**SOURCE DOCUMENT**
___
Image by Emir Krasnić from Pixabay
Updated June 19, 2019 –
Regarding the Trump Administration’s efforts to reset the balance of trade with China to further create jobs, the jury is still out.
But there’s significant progress. The president’s policies have lowered the unemployment rate to 3.6 percent.
Reshoring is underway. Forty percent of manufacturers have moved their operations back to America from China and India, according to a 2012 study sponsored by the Council of Supply Chain Management Professionals.
For manufacturing jobs to return to America, the salient question: Will federal, state and local governments change public policy to take advantage of economic developments in China?
With China’s gross domestic product dropping sharply, reportedly to 7.5 percent, vehicle sales down 1.3 percent, labor shortages, and the second-largest economy experiencing a real estate bubble with lower sales prices – it would appear China’s economic problems are worse than expected.
Plus, a study by a world-class consulting firm offers hope to regions in the United States beleaguered by high unemployment – the firm predicts labor issues in China mean U.S. firms will be less inclined to offshore jobs.
___
**DATASET**

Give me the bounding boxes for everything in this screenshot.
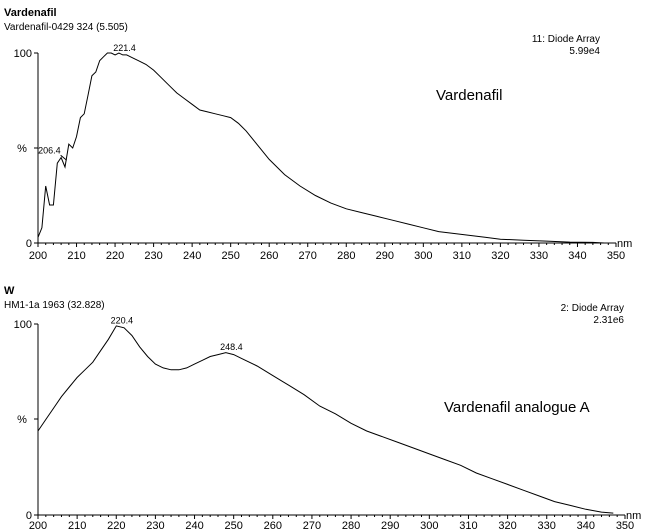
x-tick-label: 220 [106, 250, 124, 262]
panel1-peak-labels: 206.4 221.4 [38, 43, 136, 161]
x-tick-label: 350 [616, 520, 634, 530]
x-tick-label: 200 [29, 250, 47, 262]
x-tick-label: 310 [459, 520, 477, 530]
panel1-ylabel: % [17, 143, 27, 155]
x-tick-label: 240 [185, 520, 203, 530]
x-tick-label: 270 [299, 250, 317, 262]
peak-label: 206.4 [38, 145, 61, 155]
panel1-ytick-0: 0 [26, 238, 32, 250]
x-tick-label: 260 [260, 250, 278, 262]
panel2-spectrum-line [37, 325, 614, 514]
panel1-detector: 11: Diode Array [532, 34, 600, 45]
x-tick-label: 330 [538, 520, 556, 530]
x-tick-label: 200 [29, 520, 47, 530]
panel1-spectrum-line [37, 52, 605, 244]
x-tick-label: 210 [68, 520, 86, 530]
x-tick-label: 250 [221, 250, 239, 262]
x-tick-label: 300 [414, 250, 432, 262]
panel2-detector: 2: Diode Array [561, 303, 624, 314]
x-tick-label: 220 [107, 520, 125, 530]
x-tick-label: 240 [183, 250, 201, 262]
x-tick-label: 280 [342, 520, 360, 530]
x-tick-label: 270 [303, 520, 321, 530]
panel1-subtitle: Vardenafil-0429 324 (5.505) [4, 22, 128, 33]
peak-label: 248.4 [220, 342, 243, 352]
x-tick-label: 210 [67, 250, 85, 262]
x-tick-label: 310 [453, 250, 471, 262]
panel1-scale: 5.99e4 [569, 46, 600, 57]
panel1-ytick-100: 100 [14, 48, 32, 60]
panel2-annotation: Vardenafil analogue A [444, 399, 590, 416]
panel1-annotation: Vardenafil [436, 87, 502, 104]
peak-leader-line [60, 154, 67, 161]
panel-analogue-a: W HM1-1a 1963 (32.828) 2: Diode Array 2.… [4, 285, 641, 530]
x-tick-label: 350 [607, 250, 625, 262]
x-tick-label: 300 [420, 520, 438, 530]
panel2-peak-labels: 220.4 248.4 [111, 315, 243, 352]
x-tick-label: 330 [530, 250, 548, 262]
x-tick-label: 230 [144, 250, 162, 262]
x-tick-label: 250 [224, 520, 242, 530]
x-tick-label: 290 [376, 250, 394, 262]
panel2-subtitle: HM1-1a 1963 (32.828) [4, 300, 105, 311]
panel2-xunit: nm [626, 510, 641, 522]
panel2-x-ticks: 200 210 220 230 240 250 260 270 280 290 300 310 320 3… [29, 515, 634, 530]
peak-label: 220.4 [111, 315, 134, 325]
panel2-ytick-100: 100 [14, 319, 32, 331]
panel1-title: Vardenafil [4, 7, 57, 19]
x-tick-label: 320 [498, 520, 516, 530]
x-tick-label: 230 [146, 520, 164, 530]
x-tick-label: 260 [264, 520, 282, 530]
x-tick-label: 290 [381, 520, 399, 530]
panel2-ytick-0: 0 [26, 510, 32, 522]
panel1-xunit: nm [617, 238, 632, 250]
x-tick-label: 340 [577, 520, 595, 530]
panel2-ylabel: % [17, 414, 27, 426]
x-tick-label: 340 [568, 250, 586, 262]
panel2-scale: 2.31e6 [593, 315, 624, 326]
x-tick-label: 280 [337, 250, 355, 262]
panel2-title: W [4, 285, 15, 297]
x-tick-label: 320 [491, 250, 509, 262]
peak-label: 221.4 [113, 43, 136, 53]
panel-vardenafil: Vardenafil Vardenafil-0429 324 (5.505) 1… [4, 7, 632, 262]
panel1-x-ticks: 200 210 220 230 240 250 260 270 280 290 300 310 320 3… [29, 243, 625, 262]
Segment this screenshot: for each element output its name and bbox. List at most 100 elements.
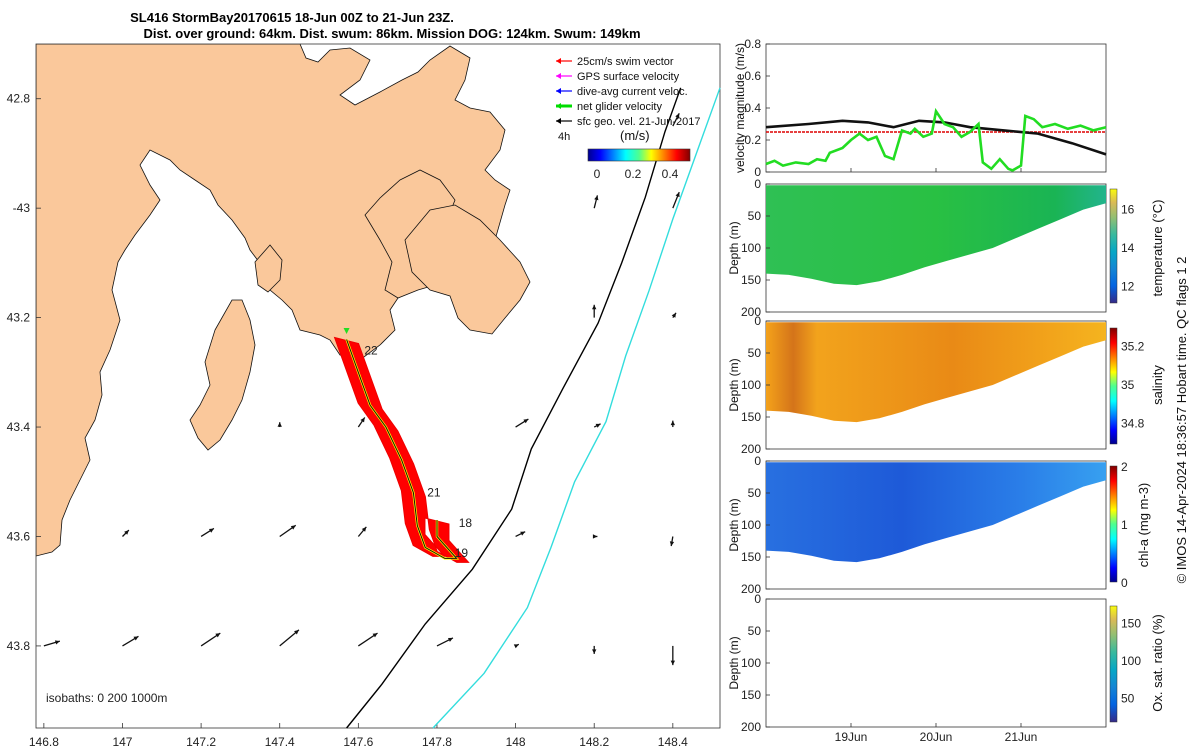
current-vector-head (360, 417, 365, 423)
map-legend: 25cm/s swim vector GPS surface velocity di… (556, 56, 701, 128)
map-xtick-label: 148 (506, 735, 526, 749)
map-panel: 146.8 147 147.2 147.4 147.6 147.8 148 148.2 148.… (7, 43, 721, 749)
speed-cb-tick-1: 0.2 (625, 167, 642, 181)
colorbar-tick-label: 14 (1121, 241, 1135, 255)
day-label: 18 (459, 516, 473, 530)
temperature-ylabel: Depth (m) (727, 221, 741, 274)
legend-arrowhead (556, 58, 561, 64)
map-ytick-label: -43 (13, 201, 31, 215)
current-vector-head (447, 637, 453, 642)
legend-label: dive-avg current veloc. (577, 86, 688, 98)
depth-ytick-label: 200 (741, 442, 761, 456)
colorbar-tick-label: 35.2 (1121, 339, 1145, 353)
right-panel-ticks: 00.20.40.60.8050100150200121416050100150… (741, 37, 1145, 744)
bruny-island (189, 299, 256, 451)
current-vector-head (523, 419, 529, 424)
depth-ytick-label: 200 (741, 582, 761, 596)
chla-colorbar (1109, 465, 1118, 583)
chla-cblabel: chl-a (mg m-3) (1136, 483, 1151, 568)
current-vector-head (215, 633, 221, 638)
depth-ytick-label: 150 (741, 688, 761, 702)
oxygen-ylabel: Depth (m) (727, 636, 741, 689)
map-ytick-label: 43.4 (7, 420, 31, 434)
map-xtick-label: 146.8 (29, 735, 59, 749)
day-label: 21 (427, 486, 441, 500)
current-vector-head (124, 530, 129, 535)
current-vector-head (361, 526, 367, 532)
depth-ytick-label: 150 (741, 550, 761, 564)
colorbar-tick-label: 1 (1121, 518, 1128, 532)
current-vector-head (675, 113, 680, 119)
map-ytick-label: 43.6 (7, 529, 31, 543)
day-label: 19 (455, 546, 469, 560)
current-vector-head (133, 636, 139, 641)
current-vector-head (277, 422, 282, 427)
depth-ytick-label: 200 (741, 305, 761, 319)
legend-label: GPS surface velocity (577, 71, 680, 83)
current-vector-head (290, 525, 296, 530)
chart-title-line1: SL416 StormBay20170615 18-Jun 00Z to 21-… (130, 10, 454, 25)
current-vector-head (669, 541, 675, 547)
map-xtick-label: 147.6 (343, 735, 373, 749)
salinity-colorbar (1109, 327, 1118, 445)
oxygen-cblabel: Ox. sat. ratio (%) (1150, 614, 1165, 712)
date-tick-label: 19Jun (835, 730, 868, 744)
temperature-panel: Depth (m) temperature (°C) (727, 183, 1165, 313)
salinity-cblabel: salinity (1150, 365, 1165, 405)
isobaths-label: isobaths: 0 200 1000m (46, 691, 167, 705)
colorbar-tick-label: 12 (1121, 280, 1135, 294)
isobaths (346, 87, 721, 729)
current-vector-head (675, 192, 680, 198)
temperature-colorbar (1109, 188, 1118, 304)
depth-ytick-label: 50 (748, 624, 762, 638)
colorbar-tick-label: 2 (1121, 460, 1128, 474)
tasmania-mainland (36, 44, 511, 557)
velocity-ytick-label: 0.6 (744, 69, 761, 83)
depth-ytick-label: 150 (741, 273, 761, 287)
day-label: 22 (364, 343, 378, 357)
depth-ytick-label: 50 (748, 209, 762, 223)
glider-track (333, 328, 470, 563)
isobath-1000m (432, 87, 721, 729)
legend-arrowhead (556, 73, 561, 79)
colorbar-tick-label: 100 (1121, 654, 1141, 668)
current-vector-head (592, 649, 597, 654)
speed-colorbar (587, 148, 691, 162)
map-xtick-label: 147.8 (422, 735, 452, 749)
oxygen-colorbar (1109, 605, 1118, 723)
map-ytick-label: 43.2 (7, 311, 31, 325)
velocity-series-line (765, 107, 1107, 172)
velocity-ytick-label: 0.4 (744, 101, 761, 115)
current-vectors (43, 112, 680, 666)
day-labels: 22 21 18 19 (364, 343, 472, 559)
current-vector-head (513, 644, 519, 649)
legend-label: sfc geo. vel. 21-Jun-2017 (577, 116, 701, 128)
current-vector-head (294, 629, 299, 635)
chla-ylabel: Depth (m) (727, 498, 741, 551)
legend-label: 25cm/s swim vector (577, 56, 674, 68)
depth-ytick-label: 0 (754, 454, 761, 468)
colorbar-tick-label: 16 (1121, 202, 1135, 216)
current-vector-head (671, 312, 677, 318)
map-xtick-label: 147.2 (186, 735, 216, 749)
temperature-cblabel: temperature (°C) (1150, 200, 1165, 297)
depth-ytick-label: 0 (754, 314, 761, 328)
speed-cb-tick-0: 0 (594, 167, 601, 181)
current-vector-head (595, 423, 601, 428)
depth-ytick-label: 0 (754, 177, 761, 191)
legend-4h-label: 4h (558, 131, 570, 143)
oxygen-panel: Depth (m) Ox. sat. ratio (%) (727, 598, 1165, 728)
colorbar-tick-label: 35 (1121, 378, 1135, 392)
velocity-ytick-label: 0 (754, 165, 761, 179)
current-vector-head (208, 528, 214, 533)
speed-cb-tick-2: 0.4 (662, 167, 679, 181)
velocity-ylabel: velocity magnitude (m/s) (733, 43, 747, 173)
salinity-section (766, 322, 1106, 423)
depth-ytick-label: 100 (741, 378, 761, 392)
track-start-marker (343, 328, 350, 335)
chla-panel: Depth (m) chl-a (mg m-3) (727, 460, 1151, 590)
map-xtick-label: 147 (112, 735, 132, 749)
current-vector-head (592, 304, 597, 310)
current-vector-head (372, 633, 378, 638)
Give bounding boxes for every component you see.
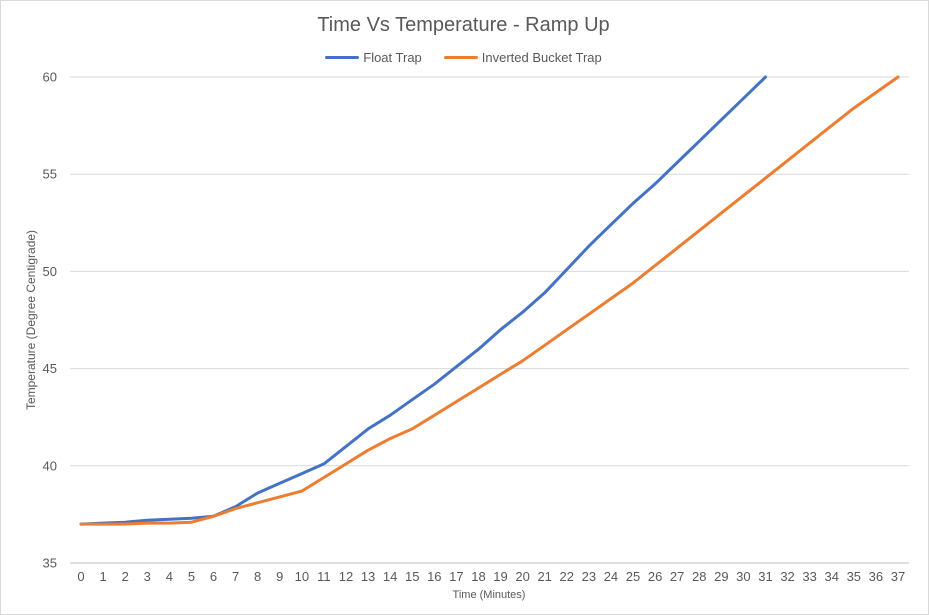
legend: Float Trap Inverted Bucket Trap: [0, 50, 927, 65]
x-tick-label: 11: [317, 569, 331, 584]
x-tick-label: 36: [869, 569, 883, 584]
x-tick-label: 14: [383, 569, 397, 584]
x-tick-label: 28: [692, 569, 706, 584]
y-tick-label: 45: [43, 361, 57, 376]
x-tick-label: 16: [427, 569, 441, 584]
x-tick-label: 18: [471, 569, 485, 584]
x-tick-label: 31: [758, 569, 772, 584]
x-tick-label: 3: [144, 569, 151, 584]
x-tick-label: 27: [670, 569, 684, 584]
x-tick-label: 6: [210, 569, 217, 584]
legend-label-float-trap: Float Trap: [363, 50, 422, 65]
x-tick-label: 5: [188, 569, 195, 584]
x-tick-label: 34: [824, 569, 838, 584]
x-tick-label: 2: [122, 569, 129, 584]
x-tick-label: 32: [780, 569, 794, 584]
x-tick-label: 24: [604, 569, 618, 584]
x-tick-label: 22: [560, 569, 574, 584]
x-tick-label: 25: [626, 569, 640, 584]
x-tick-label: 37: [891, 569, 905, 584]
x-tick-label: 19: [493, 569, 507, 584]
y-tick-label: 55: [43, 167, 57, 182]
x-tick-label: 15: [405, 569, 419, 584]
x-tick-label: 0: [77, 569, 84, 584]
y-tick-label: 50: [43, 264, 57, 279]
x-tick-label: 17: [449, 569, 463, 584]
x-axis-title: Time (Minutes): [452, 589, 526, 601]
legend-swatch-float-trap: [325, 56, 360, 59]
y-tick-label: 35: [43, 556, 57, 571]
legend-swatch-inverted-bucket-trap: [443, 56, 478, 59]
___
**EXERCISE TASKS**
1: Repeat the passage of the article on U.S.-China trade between "Image by Emir" and "to 3.6 percent.", inclusive.
2: In the article on U.S.-China trade, what unemployment rate have the president's policies brought about?
The listing is separate material and has no connection to the article on U.S.-China trade.

**WRITTEN RESPONSES**
1:
Image by Emir Krasnić from Pixabay
Updated June 19, 2019 –
Regarding the Trump Administration’s efforts to reset the balance of trade with China to further create jobs, the jury is still out.
But there’s significant progress. The president’s policies have lowered the unemployment rate to 3.6 percent.

2: 3.6 percent